§ Goal:
Reproduce the entries below in full, word for word.

§ Provided material:
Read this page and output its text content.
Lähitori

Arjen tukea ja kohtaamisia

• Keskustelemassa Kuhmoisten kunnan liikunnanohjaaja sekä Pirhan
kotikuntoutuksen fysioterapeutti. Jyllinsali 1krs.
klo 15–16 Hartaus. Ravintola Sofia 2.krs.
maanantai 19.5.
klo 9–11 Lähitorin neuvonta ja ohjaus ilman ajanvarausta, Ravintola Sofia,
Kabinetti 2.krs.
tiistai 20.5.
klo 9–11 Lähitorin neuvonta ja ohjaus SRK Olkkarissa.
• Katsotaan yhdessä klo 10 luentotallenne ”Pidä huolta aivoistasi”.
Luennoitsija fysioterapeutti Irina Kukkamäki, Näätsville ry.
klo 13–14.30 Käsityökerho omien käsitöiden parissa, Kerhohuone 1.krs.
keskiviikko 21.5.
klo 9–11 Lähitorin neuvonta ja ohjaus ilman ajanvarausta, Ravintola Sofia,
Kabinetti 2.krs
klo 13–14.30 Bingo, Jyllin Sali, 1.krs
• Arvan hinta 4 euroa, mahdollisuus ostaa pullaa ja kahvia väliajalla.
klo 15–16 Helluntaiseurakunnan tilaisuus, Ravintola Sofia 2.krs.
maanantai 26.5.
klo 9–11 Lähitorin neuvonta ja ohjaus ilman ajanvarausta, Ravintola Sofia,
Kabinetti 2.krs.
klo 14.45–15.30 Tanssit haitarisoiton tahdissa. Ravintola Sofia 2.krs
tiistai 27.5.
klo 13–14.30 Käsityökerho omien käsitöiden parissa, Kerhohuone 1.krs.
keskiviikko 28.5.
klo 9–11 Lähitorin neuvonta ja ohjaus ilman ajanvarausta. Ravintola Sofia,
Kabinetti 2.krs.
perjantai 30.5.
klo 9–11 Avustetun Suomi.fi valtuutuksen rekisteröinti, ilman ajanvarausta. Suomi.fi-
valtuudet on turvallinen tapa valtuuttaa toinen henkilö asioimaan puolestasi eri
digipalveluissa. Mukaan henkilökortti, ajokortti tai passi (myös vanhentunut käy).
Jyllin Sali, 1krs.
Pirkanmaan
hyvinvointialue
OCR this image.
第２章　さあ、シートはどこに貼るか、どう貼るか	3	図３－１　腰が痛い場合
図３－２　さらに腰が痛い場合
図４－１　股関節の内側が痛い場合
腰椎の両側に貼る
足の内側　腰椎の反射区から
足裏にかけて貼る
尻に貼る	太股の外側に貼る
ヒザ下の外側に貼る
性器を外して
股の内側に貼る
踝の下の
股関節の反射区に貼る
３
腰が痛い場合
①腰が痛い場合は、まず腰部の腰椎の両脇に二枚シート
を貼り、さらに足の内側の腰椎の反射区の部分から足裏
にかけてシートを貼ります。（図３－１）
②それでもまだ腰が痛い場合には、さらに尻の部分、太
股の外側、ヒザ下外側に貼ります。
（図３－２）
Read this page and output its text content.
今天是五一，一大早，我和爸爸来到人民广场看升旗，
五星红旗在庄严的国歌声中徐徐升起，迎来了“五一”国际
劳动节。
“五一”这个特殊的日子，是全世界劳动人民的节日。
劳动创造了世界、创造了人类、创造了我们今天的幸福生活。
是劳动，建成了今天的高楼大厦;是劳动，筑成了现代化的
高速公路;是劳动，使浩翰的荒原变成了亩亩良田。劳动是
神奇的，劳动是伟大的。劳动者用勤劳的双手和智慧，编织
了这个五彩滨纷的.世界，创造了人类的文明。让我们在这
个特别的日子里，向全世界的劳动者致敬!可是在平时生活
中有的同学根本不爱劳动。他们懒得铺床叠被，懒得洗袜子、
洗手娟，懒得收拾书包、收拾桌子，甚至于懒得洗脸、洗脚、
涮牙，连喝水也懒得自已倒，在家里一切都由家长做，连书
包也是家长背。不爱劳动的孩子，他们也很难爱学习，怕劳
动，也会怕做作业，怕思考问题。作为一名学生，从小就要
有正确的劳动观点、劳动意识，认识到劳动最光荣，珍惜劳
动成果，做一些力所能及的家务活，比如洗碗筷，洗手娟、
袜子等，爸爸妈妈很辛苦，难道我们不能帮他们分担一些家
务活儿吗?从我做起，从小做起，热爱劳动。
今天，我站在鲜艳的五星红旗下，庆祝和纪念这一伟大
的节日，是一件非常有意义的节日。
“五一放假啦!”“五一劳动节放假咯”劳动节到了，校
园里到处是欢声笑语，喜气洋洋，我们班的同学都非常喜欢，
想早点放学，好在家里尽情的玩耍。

§ Complete answer:
Read this page and output its text content.
Lähitori

Arjen tukea ja kohtaamisia

• Keskustelemassa Kuhmoisten kunnan liikunnanohjaaja sekä Pirhan
kotikuntoutuksen fysioterapeutti. Jyllinsali 1krs.
klo 15–16 Hartaus. Ravintola Sofia 2.krs.
maanantai 19.5.
klo 9–11 Lähitorin neuvonta ja ohjaus ilman ajanvarausta, Ravintola Sofia,
Kabinetti 2.krs.
tiistai 20.5.
klo 9–11 Lähitorin neuvonta ja ohjaus SRK Olkkarissa.
• Katsotaan yhdessä klo 10 luentotallenne ”Pidä huolta aivoistasi”.
Luennoitsija fysioterapeutti Irina Kukkamäki, Näätsville ry.
klo 13–14.30 Käsityökerho omien käsitöiden parissa, Kerhohuone 1.krs.
keskiviikko 21.5.
klo 9–11 Lähitorin neuvonta ja ohjaus ilman ajanvarausta, Ravintola Sofia,
Kabinetti 2.krs
klo 13–14.30 Bingo, Jyllin Sali, 1.krs
• Arvan hinta 4 euroa, mahdollisuus ostaa pullaa ja kahvia väliajalla.
klo 15–16 Helluntaiseurakunnan tilaisuus, Ravintola Sofia 2.krs.
maanantai 26.5.
klo 9–11 Lähitorin neuvonta ja ohjaus ilman ajanvarausta, Ravintola Sofia,
Kabinetti 2.krs.
klo 14.45–15.30 Tanssit haitarisoiton tahdissa. Ravintola Sofia 2.krs
tiistai 27.5.
klo 13–14.30 Käsityökerho omien käsitöiden parissa, Kerhohuone 1.krs.
keskiviikko 28.5.
klo 9–11 Lähitorin neuvonta ja ohjaus ilman ajanvarausta. Ravintola Sofia,
Kabinetti 2.krs.
perjantai 30.5.
klo 9–11 Avustetun Suomi.fi valtuutuksen rekisteröinti, ilman ajanvarausta. Suomi.fi-
valtuudet on turvallinen tapa valtuuttaa toinen henkilö asioimaan puolestasi eri
digipalveluissa. Mukaan henkilökortti, ajokortti tai passi (myös vanhentunut käy).
Jyllin Sali, 1krs.
Pirkanmaan
hyvinvointialue
OCR this image.
第２章　さあ、シートはどこに貼るか、どう貼るか	3	図３－１　腰が痛い場合
図３－２　さらに腰が痛い場合
図４－１　股関節の内側が痛い場合
腰椎の両側に貼る
足の内側　腰椎の反射区から
足裏にかけて貼る
尻に貼る	太股の外側に貼る
ヒザ下の外側に貼る
性器を外して
股の内側に貼る
踝の下の
股関節の反射区に貼る
３
腰が痛い場合
①腰が痛い場合は、まず腰部の腰椎の両脇に二枚シート
を貼り、さらに足の内側の腰椎の反射区の部分から足裏
にかけてシートを貼ります。（図３－１）
②それでもまだ腰が痛い場合には、さらに尻の部分、太
股の外側、ヒザ下外側に貼ります。
（図３－２）
Read this page and output its text content.
今天是五一，一大早，我和爸爸来到人民广场看升旗，
五星红旗在庄严的国歌声中徐徐升起，迎来了“五一”国际
劳动节。
“五一”这个特殊的日子，是全世界劳动人民的节日。
劳动创造了世界、创造了人类、创造了我们今天的幸福生活。
是劳动，建成了今天的高楼大厦;是劳动，筑成了现代化的
高速公路;是劳动，使浩翰的荒原变成了亩亩良田。劳动是
神奇的，劳动是伟大的。劳动者用勤劳的双手和智慧，编织
了这个五彩滨纷的.世界，创造了人类的文明。让我们在这
个特别的日子里，向全世界的劳动者致敬!可是在平时生活
中有的同学根本不爱劳动。他们懒得铺床叠被，懒得洗袜子、
洗手娟，懒得收拾书包、收拾桌子，甚至于懒得洗脸、洗脚、
涮牙，连喝水也懒得自已倒，在家里一切都由家长做，连书
包也是家长背。不爱劳动的孩子，他们也很难爱学习，怕劳
动，也会怕做作业，怕思考问题。作为一名学生，从小就要
有正确的劳动观点、劳动意识，认识到劳动最光荣，珍惜劳
动成果，做一些力所能及的家务活，比如洗碗筷，洗手娟、
袜子等，爸爸妈妈很辛苦，难道我们不能帮他们分担一些家
务活儿吗?从我做起，从小做起，热爱劳动。
今天，我站在鲜艳的五星红旗下，庆祝和纪念这一伟大
的节日，是一件非常有意义的节日。
“五一放假啦!”“五一劳动节放假咯”劳动节到了，校
园里到处是欢声笑语，喜气洋洋，我们班的同学都非常喜欢，
想早点放学，好在家里尽情的玩耍。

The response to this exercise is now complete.